#### WHAT YOU NEED TO DO
Find the line containing "Output a JSON". Retype it and every later line of the records exactly, leaving out pictures.

#### Records from a collection of figures
══════════

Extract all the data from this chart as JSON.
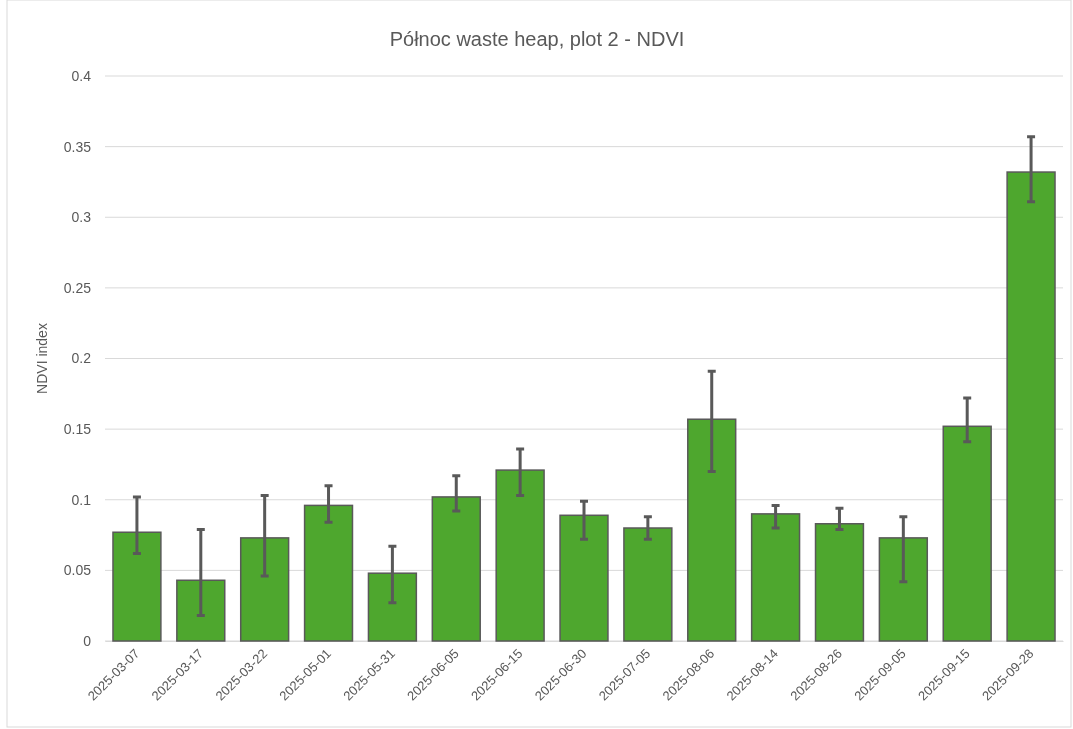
{
  "chart_data": {
    "type": "bar",
    "title": "Północ waste heap, plot 2 - NDVI",
    "ylabel": "NDVI index",
    "categories": [
      "2025-03-07",
      "2025-03-17",
      "2025-03-22",
      "2025-05-01",
      "2025-05-31",
      "2025-06-05",
      "2025-06-15",
      "2025-06-30",
      "2025-07-05",
      "2025-08-06",
      "2025-08-14",
      "2025-08-26",
      "2025-09-05",
      "2025-09-15",
      "2025-09-28"
    ],
    "values": [
      0.077,
      0.043,
      0.073,
      0.096,
      0.048,
      0.102,
      0.121,
      0.089,
      0.08,
      0.157,
      0.09,
      0.083,
      0.073,
      0.152,
      0.332
    ],
    "errors": [
      [
        0.062,
        0.102
      ],
      [
        0.018,
        0.079
      ],
      [
        0.046,
        0.103
      ],
      [
        0.084,
        0.11
      ],
      [
        0.027,
        0.067
      ],
      [
        0.092,
        0.117
      ],
      [
        0.103,
        0.136
      ],
      [
        0.072,
        0.099
      ],
      [
        0.072,
        0.088
      ],
      [
        0.12,
        0.191
      ],
      [
        0.08,
        0.096
      ],
      [
        0.079,
        0.094
      ],
      [
        0.042,
        0.088
      ],
      [
        0.141,
        0.172
      ],
      [
        0.311,
        0.357
      ]
    ],
    "color": "#4ea72e",
    "ylim": [
      0,
      0.4
    ],
    "yticks": [
      0,
      0.05,
      0.1,
      0.15,
      0.2,
      0.25,
      0.3,
      0.35,
      0.4
    ],
    "grid": "y"
  }
}
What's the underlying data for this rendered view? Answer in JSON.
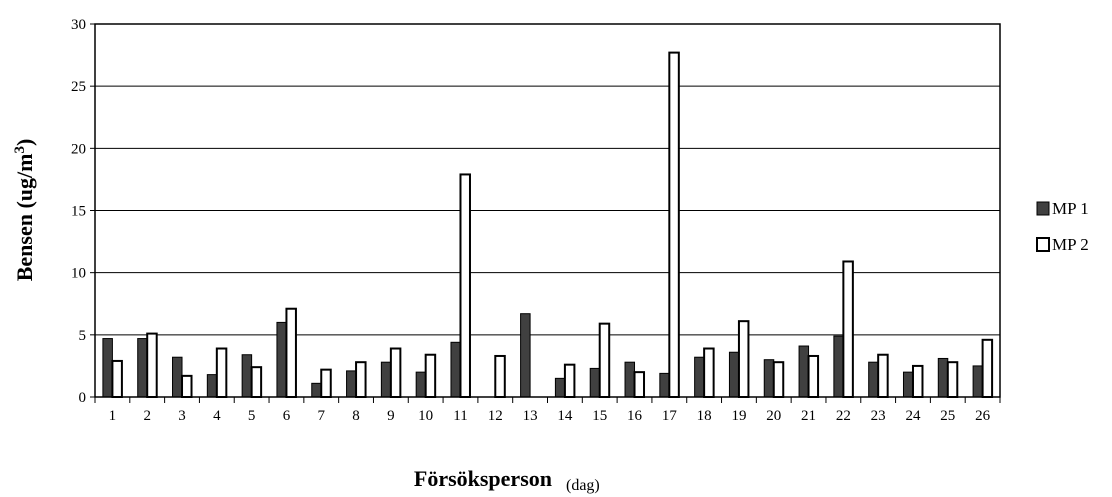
{
  "chart_data": {
    "type": "bar",
    "title": "",
    "xlabel": "Försöksperson",
    "xlabel_unit": "(dag)",
    "ylabel": "Bensen (ug/m",
    "ylabel_sup": "3",
    "ylabel_close": ")",
    "ylim": [
      0,
      30
    ],
    "yticks": [
      "0",
      "5",
      "10",
      "15",
      "20",
      "25",
      "30"
    ],
    "grid": true,
    "legend_position": "right",
    "categories": [
      "1",
      "2",
      "3",
      "4",
      "5",
      "6",
      "7",
      "8",
      "9",
      "10",
      "11",
      "12",
      "13",
      "14",
      "15",
      "16",
      "17",
      "18",
      "19",
      "20",
      "21",
      "22",
      "23",
      "24",
      "25",
      "26"
    ],
    "series": [
      {
        "name": "MP 1",
        "color": "#404040",
        "values": [
          4.7,
          4.7,
          3.2,
          1.8,
          3.4,
          6.0,
          1.1,
          2.1,
          2.8,
          2.0,
          4.4,
          0,
          6.7,
          1.5,
          2.3,
          2.8,
          1.9,
          3.2,
          3.6,
          3.0,
          4.1,
          4.9,
          2.8,
          2.0,
          3.1,
          2.5
        ]
      },
      {
        "name": "MP 2",
        "color": "#ffffff",
        "values": [
          2.9,
          5.1,
          1.7,
          3.9,
          2.4,
          7.1,
          2.2,
          2.8,
          3.9,
          3.4,
          17.9,
          3.3,
          0,
          2.6,
          5.9,
          2.0,
          27.7,
          3.9,
          6.1,
          2.8,
          3.3,
          10.9,
          3.4,
          2.5,
          2.8,
          4.6
        ]
      }
    ]
  }
}
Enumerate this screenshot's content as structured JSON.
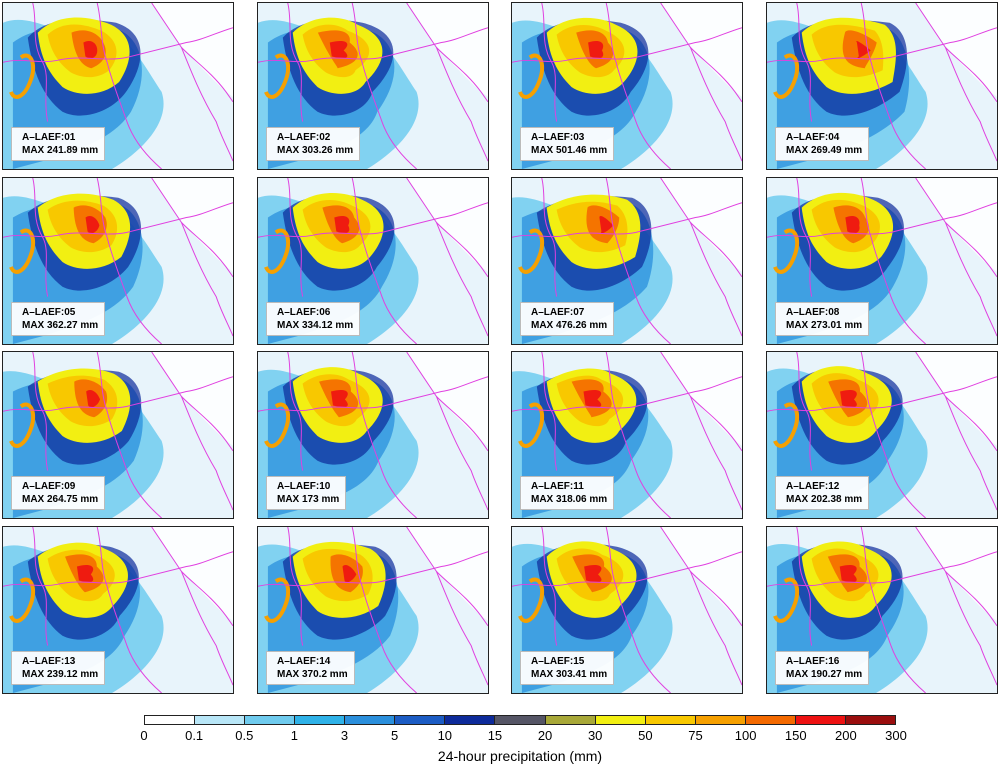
{
  "panels": [
    {
      "id": "A–LAEF:01",
      "max": "MAX 241.89 mm"
    },
    {
      "id": "A–LAEF:02",
      "max": "MAX 303.26 mm"
    },
    {
      "id": "A–LAEF:03",
      "max": "MAX 501.46 mm"
    },
    {
      "id": "A–LAEF:04",
      "max": "MAX 269.49 mm"
    },
    {
      "id": "A–LAEF:05",
      "max": "MAX 362.27 mm"
    },
    {
      "id": "A–LAEF:06",
      "max": "MAX 334.12 mm"
    },
    {
      "id": "A–LAEF:07",
      "max": "MAX 476.26 mm"
    },
    {
      "id": "A–LAEF:08",
      "max": "MAX 273.01 mm"
    },
    {
      "id": "A–LAEF:09",
      "max": "MAX 264.75 mm"
    },
    {
      "id": "A–LAEF:10",
      "max": "MAX 173 mm"
    },
    {
      "id": "A–LAEF:11",
      "max": "MAX 318.06 mm"
    },
    {
      "id": "A–LAEF:12",
      "max": "MAX 202.38 mm"
    },
    {
      "id": "A–LAEF:13",
      "max": "MAX 239.12 mm"
    },
    {
      "id": "A–LAEF:14",
      "max": "MAX 370.2 mm"
    },
    {
      "id": "A–LAEF:15",
      "max": "MAX 303.41 mm"
    },
    {
      "id": "A–LAEF:16",
      "max": "MAX 190.27 mm"
    }
  ],
  "legend": {
    "title": "24-hour precipitation (mm)",
    "ticks": [
      "0",
      "0.1",
      "0.5",
      "1",
      "3",
      "5",
      "10",
      "15",
      "20",
      "30",
      "50",
      "75",
      "100",
      "150",
      "200",
      "300"
    ],
    "colors": [
      "#ffffff",
      "#b8e6f7",
      "#6fcbee",
      "#2fb2e8",
      "#2a8fdc",
      "#1c5cc4",
      "#0d2a9a",
      "#555566",
      "#a8a838",
      "#f2ef12",
      "#f8c800",
      "#f6a000",
      "#f46a00",
      "#ee1212",
      "#9a0e0e"
    ]
  },
  "colors": {
    "border_lines": "#e040e0",
    "map_background": "#e8f4fb"
  }
}
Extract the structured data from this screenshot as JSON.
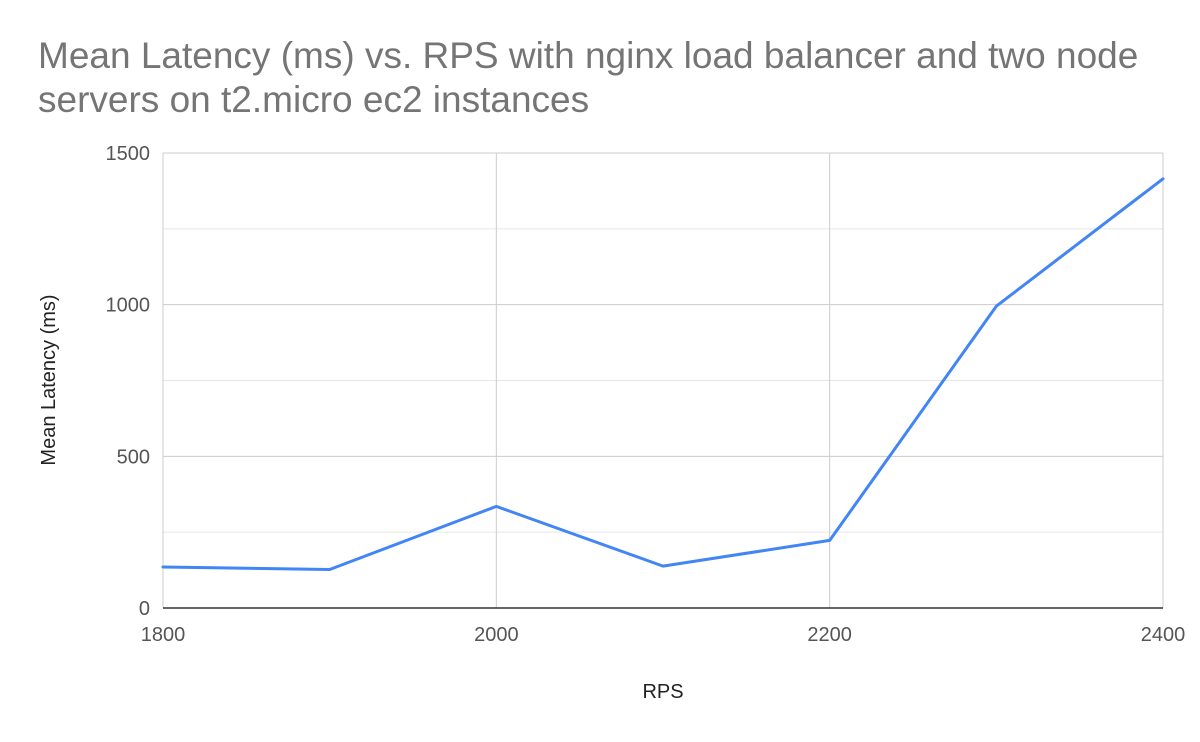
{
  "chart_data": {
    "type": "line",
    "title": "Mean Latency (ms) vs. RPS with nginx load balancer and two node servers on t2.micro ec2 instances",
    "xlabel": "RPS",
    "ylabel": "Mean Latency (ms)",
    "xlim": [
      1800,
      2400
    ],
    "ylim": [
      0,
      1500
    ],
    "x_ticks": [
      1800,
      2000,
      2200,
      2400
    ],
    "y_ticks": [
      0,
      500,
      1000,
      1500
    ],
    "y_minor_gridlines": [
      250,
      750,
      1250
    ],
    "grid": true,
    "legend": "none",
    "series": [
      {
        "color": "#4285F4",
        "x": [
          1800,
          1900,
          2000,
          2100,
          2200,
          2300,
          2400
        ],
        "y": [
          135,
          127,
          335,
          138,
          223,
          995,
          1415
        ]
      }
    ]
  }
}
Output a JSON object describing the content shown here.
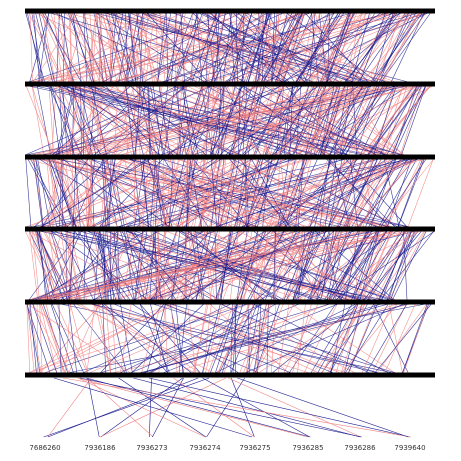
{
  "labels": [
    "7686260",
    "7936186",
    "7936273",
    "7936274",
    "7936275",
    "7936285",
    "7936286",
    "7939640"
  ]
}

══════════

#### COMPLETE RESPONSE
Output a JSON object describing the content shown here.
{
  "labels": [
    "7686260",
    "7936186",
    "7936273",
    "7936274",
    "7936275",
    "7936285",
    "7936286",
    "7939640"
  ]
}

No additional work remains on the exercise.